(Beginning of Data supplied)

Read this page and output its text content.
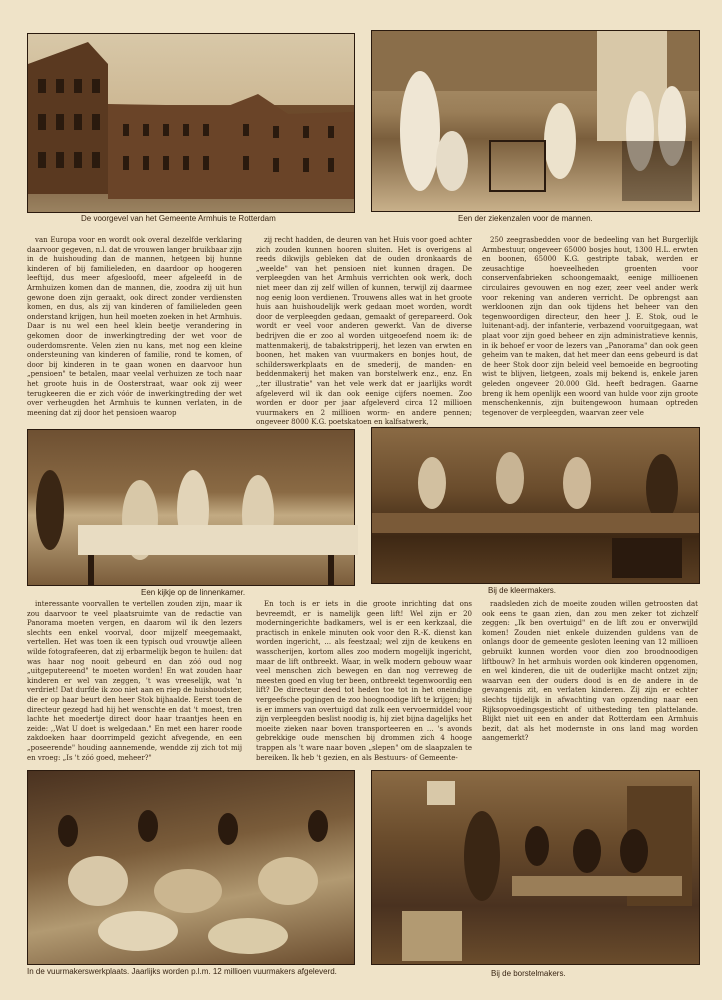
De voorgevel van het Gemeente Armhuis te Rotterdam	Een der ziekenzalen voor de mannen.

van Europa voor en wordt ook overal dezelfde verklaring daarvoor gegeven, n.l. dat de vrouwen langer bruikbaar zijn in de huishouding dan de mannen, hetgeen bij hunne kinderen of bij familieleden, en daardoor op hoogeren leeftijd, dus meer afgesloofd, meer afgeleefd in de Armhuizen komen dan de mannen, die, zoodra zij uit hun gewone doen zijn geraakt, ook direct zonder verdiensten komen, en dus, als zij van kinderen of familieleden geen onderstand krijgen, hun heil moeten zoeken in het Armhuis. Daar is nu wel een heel klein beetje verandering in gekomen door de inwerkingtreding der wet voor de ouderdomsrente. Velen zien nu kans, met nog een kleine ondersteuning van kinderen of familie, rond te komen, of door bij kinderen in te gaan wonen en daarvoor hun „pensioen" te betalen, maar veelal verhuizen ze toch naar het groote huis in de Oosterstraat, waar ook zij weer terugkeeren die er zich vóór de inwerkingtreding der wet over verheugden het Armhuis te kunnen verlaten, in de meening dat zij door het pensioen waarop

zij recht hadden, de deuren van het Huis voor goed achter zich zouden kunnen hooren sluiten. Het is overigens al reeds dikwijls gebleken dat de ouden dronkaards de „weelde" van het pensioen niet kunnen dragen. De verpleegden van het Armhuis verrichten ook werk, doch niet meer dan zij zelf willen of kunnen, terwijl zij daarmee nog eenig loon verdienen. Trouwens alles wat in het groote huis aan huishoudelijk werk gedaan moet worden, wordt door de verpleegden gedaan, gemaakt of gerepareerd. Ook wordt er veel voor anderen gewerkt. Van de diverse bedrijven die er zoo al worden uitgeoefend noem ik: de mattenmakerij, de tabakstripperij, het lezen van erwten en boonen, het maken van vuurmakers en bonjes hout, de schilderswerkplaats en de smederij, de manden- en beddenmakerij het maken van borstelwerk enz., enz. En ,,ter illustratie" van het vele werk dat er jaarlijks wordt afgeleverd wil ik dan ook eenige cijfers noemen. Zoo worden er door per jaar afgeleverd circa 12 millioen vuurmakers en 2 millioen worm- en andere pennen; ongeveer 8000 K.G. poetskatoen en kalfsatwerk,

250 zeegrasbedden voor de bedeeling van het Burgerlijk Armbestuur, ongeveer 65000 bosjes hout, 1300 H.L. erwten en boonen, 65000 K.G. gestripte tabak, werden er zeusachtige hoeveelheden groenten voor conservenfabrieken schoongemaakt, eenige millioenen circulaires gevouwen en nog ezer, zeer veel ander werk voor rekening van anderen verricht. De opbrengst aan werkloonen zijn dan ook tijdens het beheer van den tegenwoordigen directeur, den heer J. E. Stok, oud le luitenant-adj. der infanterie, verbazend vooruitgegaan, wat plaat voor zijn goed beheer en zijn administratieve kennis, in ik behoef er voor de lezers van „Panorama" dan ook geen geheim van te maken, dat het meer dan eens gebeurd is dat de heer Stok door zijn beleid veel bemoeide en begrooting wist te blijven, lietgeen, zoals mij bekend is, enkele jaren geleden ongeveer 20.000 Gld. heeft bedragen. Gaarne breng ik hem openlijk een woord van hulde voor zijn groote menschenkennis, zijn buitengewoon humaan optreden tegenover de verpleegden, waarvan zeer vele

Een kijkje op de linnenkamer.	Bij de kleermakers.

interessante voorvallen te vertellen zouden zijn, maar ik zou daarvoor te veel plaatsruimte van de redactie van Panorama moeten vergen, en daarom wil ik den lezers slechts een enkel voorval, door mijzelf meegemaakt, vertellen. Het was toen ik een typisch oud vrouwtje alleen wilde fotografeeren, dat zij erbarmelijk begon te huilen: dat was haar nog nooit gebeurd en dan zóó oud nog „uitgeputereend" te moeten worden! En wat zouden haar kinderen er wel van zeggen, 't was vreeselijk, wat 'n verdriet! Dat durfde ik zoo niet aan en riep de huishoudster, die er op haar beurt den heer Stok bijhaalde. Eerst toen de directeur gezegd had hij het wenschte en dat 't moest, tren lachte het moedertje direct door haar traantjes heen en zeide: ,,Wat U doet is welgedaan." En met een harer roode zakdoeken haar doorrimpeld gezicht afvegende, en een „poseerende" houding aannemende, wendde zij zich tot mij en vroeg: „Is 't zóó goed, meheer?"

En toch is er iets in die groote inrichting dat ons bevreemdt, er is namelijk geen lift! Wel zijn er 20 moderningerichte badkamers, wel is er een kerkzaal, die practisch in enkele minuten ook voor den R.-K. dienst kan worden ingericht, ... als feestzaal; wel zijn de keukens en wasscherijen, kortom alles zoo modern mogelijk ingericht, maar de lift ontbreekt. Waar, in welk modern gebouw waar veel menschen zich bewegen en dan nog verreweg de meesten goed en vlug ter been, ontbreekt tegenwoordig een lift? De directeur deed tot heden toe tot in het oneindige vergeefsche pogingen de zoo hoognoodige lift te krijgen; hij is er immers van overtuigd dat zulk een vervoermiddel voor zijn verpleegden beslist noodig is, hij ziet bijna dagelijks het moeite zieken naar boven transporteeren en ... 's avonds gebrekkige oude menschen bij drommen zich 4 hooge trappen als 't ware naar boven „slepen" om de slaapzalen te bereiken. Ik heb 't gezien, en als Bestuurs- of Gemeente-

raadsleden zich de moeite zouden willen getroosten dat ook eens te gaan zien, dan zou men zeker tot zichzelf zeggen: „Ik ben overtuigd" en de lift zou er onverwijld komen! Zouden niet enkele duizenden guldens van de onlangs door de gemeente gesloten leening van 12 millioen gebruikt kunnen worden voor dien zoo broodnoodigen liftbouw? In het armhuis worden ook kinderen opgenomen, en wel kinderen, die uit de ouderlijke macht ontzet zijn; waarvan een der ouders dood is en de andere in de gevangenis zit, en verlaten kinderen. Zij zijn er echter slechts tijdelijk in afwachting van opzending naar een Rijksopvoedingsgesticht of uitbesteding ten plattelande. Blijkt niet uit een en ander dat Rotterdam een Armhuis bezit, dat als het modernste in ons land mag worden aangemerkt?

In de vuurmakerswerkplaats. Jaarlijks worden p.l.m. 12 millioen vuurmakers afgeleverd.	Bij de borstelmakers.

(End of Data supplied)

#### What you have to do:
Each line of the listing is to be retyped exactly, and its pictures are to be dropped.

#### Exercise response:
Read this page and output its text content.
De voorgevel van het Gemeente Armhuis te Rotterdam	Een der ziekenzalen voor de mannen.

van Europa voor en wordt ook overal dezelfde verklaring daarvoor gegeven, n.l. dat de vrouwen langer bruikbaar zijn in de huishouding dan de mannen, hetgeen bij hunne kinderen of bij familieleden, en daardoor op hoogeren leeftijd, dus meer afgesloofd, meer afgeleefd in de Armhuizen komen dan de mannen, die, zoodra zij uit hun gewone doen zijn geraakt, ook direct zonder verdiensten komen, en dus, als zij van kinderen of familieleden geen onderstand krijgen, hun heil moeten zoeken in het Armhuis. Daar is nu wel een heel klein beetje verandering in gekomen door de inwerkingtreding der wet voor de ouderdomsrente. Velen zien nu kans, met nog een kleine ondersteuning van kinderen of familie, rond te komen, of door bij kinderen in te gaan wonen en daarvoor hun „pensioen" te betalen, maar veelal verhuizen ze toch naar het groote huis in de Oosterstraat, waar ook zij weer terugkeeren die er zich vóór de inwerkingtreding der wet over verheugden het Armhuis te kunnen verlaten, in de meening dat zij door het pensioen waarop

zij recht hadden, de deuren van het Huis voor goed achter zich zouden kunnen hooren sluiten. Het is overigens al reeds dikwijls gebleken dat de ouden dronkaards de „weelde" van het pensioen niet kunnen dragen. De verpleegden van het Armhuis verrichten ook werk, doch niet meer dan zij zelf willen of kunnen, terwijl zij daarmee nog eenig loon verdienen. Trouwens alles wat in het groote huis aan huishoudelijk werk gedaan moet worden, wordt door de verpleegden gedaan, gemaakt of gerepareerd. Ook wordt er veel voor anderen gewerkt. Van de diverse bedrijven die er zoo al worden uitgeoefend noem ik: de mattenmakerij, de tabakstripperij, het lezen van erwten en boonen, het maken van vuurmakers en bonjes hout, de schilderswerkplaats en de smederij, de manden- en beddenmakerij het maken van borstelwerk enz., enz. En ,,ter illustratie" van het vele werk dat er jaarlijks wordt afgeleverd wil ik dan ook eenige cijfers noemen. Zoo worden er door per jaar afgeleverd circa 12 millioen vuurmakers en 2 millioen worm- en andere pennen; ongeveer 8000 K.G. poetskatoen en kalfsatwerk,

250 zeegrasbedden voor de bedeeling van het Burgerlijk Armbestuur, ongeveer 65000 bosjes hout, 1300 H.L. erwten en boonen, 65000 K.G. gestripte tabak, werden er zeusachtige hoeveelheden groenten voor conservenfabrieken schoongemaakt, eenige millioenen circulaires gevouwen en nog ezer, zeer veel ander werk voor rekening van anderen verricht. De opbrengst aan werkloonen zijn dan ook tijdens het beheer van den tegenwoordigen directeur, den heer J. E. Stok, oud le luitenant-adj. der infanterie, verbazend vooruitgegaan, wat plaat voor zijn goed beheer en zijn administratieve kennis, in ik behoef er voor de lezers van „Panorama" dan ook geen geheim van te maken, dat het meer dan eens gebeurd is dat de heer Stok door zijn beleid veel bemoeide en begrooting wist te blijven, lietgeen, zoals mij bekend is, enkele jaren geleden ongeveer 20.000 Gld. heeft bedragen. Gaarne breng ik hem openlijk een woord van hulde voor zijn groote menschenkennis, zijn buitengewoon humaan optreden tegenover de verpleegden, waarvan zeer vele

Een kijkje op de linnenkamer.	Bij de kleermakers.

interessante voorvallen te vertellen zouden zijn, maar ik zou daarvoor te veel plaatsruimte van de redactie van Panorama moeten vergen, en daarom wil ik den lezers slechts een enkel voorval, door mijzelf meegemaakt, vertellen. Het was toen ik een typisch oud vrouwtje alleen wilde fotografeeren, dat zij erbarmelijk begon te huilen: dat was haar nog nooit gebeurd en dan zóó oud nog „uitgeputereend" te moeten worden! En wat zouden haar kinderen er wel van zeggen, 't was vreeselijk, wat 'n verdriet! Dat durfde ik zoo niet aan en riep de huishoudster, die er op haar beurt den heer Stok bijhaalde. Eerst toen de directeur gezegd had hij het wenschte en dat 't moest, tren lachte het moedertje direct door haar traantjes heen en zeide: ,,Wat U doet is welgedaan." En met een harer roode zakdoeken haar doorrimpeld gezicht afvegende, en een „poseerende" houding aannemende, wendde zij zich tot mij en vroeg: „Is 't zóó goed, meheer?"

En toch is er iets in die groote inrichting dat ons bevreemdt, er is namelijk geen lift! Wel zijn er 20 moderningerichte badkamers, wel is er een kerkzaal, die practisch in enkele minuten ook voor den R.-K. dienst kan worden ingericht, ... als feestzaal; wel zijn de keukens en wasscherijen, kortom alles zoo modern mogelijk ingericht, maar de lift ontbreekt. Waar, in welk modern gebouw waar veel menschen zich bewegen en dan nog verreweg de meesten goed en vlug ter been, ontbreekt tegenwoordig een lift? De directeur deed tot heden toe tot in het oneindige vergeefsche pogingen de zoo hoognoodige lift te krijgen; hij is er immers van overtuigd dat zulk een vervoermiddel voor zijn verpleegden beslist noodig is, hij ziet bijna dagelijks het moeite zieken naar boven transporteeren en ... 's avonds gebrekkige oude menschen bij drommen zich 4 hooge trappen als 't ware naar boven „slepen" om de slaapzalen te bereiken. Ik heb 't gezien, en als Bestuurs- of Gemeente-

raadsleden zich de moeite zouden willen getroosten dat ook eens te gaan zien, dan zou men zeker tot zichzelf zeggen: „Ik ben overtuigd" en de lift zou er onverwijld komen! Zouden niet enkele duizenden guldens van de onlangs door de gemeente gesloten leening van 12 millioen gebruikt kunnen worden voor dien zoo broodnoodigen liftbouw? In het armhuis worden ook kinderen opgenomen, en wel kinderen, die uit de ouderlijke macht ontzet zijn; waarvan een der ouders dood is en de andere in de gevangenis zit, en verlaten kinderen. Zij zijn er echter slechts tijdelijk in afwachting van opzending naar een Rijksopvoedingsgesticht of uitbesteding ten plattelande. Blijkt niet uit een en ander dat Rotterdam een Armhuis bezit, dat als het modernste in ons land mag worden aangemerkt?

In de vuurmakerswerkplaats. Jaarlijks worden p.l.m. 12 millioen vuurmakers afgeleverd.	Bij de borstelmakers.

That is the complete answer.